| GOAL |
Filter the records below and copy every line containing the word "legend".

| AVAILABLE RECORDS |
================================

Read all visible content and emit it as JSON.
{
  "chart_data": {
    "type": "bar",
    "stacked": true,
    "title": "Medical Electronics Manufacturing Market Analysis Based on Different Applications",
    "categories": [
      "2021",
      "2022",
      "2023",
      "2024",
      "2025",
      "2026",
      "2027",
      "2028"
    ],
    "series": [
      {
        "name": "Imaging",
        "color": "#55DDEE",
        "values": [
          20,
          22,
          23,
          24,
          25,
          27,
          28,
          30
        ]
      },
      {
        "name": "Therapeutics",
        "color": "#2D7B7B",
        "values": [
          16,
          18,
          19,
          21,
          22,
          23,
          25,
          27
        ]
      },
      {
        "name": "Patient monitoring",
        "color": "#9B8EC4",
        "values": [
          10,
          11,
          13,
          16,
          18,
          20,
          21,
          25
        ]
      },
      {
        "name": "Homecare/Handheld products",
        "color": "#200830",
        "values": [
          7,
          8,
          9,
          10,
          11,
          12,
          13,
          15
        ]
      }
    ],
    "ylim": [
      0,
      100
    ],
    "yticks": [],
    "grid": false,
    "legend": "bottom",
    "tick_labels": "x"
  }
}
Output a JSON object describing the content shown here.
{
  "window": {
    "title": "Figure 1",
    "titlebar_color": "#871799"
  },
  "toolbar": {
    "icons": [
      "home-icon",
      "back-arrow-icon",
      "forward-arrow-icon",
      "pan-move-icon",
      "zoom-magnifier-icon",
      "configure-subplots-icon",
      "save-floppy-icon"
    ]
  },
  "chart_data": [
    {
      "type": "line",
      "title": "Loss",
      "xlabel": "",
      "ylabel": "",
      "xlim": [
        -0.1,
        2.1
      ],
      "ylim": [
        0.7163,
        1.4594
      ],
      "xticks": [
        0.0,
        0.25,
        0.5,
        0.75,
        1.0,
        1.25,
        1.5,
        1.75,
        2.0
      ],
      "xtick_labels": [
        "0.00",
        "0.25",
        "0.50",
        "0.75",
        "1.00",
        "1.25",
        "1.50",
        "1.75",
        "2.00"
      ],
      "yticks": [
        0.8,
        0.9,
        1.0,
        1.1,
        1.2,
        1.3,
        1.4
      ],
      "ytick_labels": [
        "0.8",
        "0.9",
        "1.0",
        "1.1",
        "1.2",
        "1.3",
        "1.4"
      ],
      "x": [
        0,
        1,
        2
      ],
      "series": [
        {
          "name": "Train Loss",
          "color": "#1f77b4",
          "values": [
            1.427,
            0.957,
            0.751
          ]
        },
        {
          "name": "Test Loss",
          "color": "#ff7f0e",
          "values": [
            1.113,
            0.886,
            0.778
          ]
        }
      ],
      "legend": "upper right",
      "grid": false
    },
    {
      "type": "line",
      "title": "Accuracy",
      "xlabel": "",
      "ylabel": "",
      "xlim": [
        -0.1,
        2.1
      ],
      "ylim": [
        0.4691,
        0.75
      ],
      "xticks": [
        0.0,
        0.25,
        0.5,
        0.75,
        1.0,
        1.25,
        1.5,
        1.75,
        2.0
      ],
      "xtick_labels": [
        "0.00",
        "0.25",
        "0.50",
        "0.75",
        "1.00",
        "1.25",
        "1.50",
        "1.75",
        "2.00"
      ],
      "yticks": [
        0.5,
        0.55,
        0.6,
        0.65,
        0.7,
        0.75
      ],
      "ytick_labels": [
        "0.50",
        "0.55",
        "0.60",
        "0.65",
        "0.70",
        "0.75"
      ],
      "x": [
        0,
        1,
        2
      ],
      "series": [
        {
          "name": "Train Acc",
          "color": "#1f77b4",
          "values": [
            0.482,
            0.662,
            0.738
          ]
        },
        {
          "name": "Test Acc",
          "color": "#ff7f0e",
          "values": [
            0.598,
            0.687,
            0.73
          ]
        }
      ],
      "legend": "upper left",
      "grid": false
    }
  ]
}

================================

| TASK RESULT |
    "legend": "bottom",
      "legend": "upper right",
      "legend": "upper left",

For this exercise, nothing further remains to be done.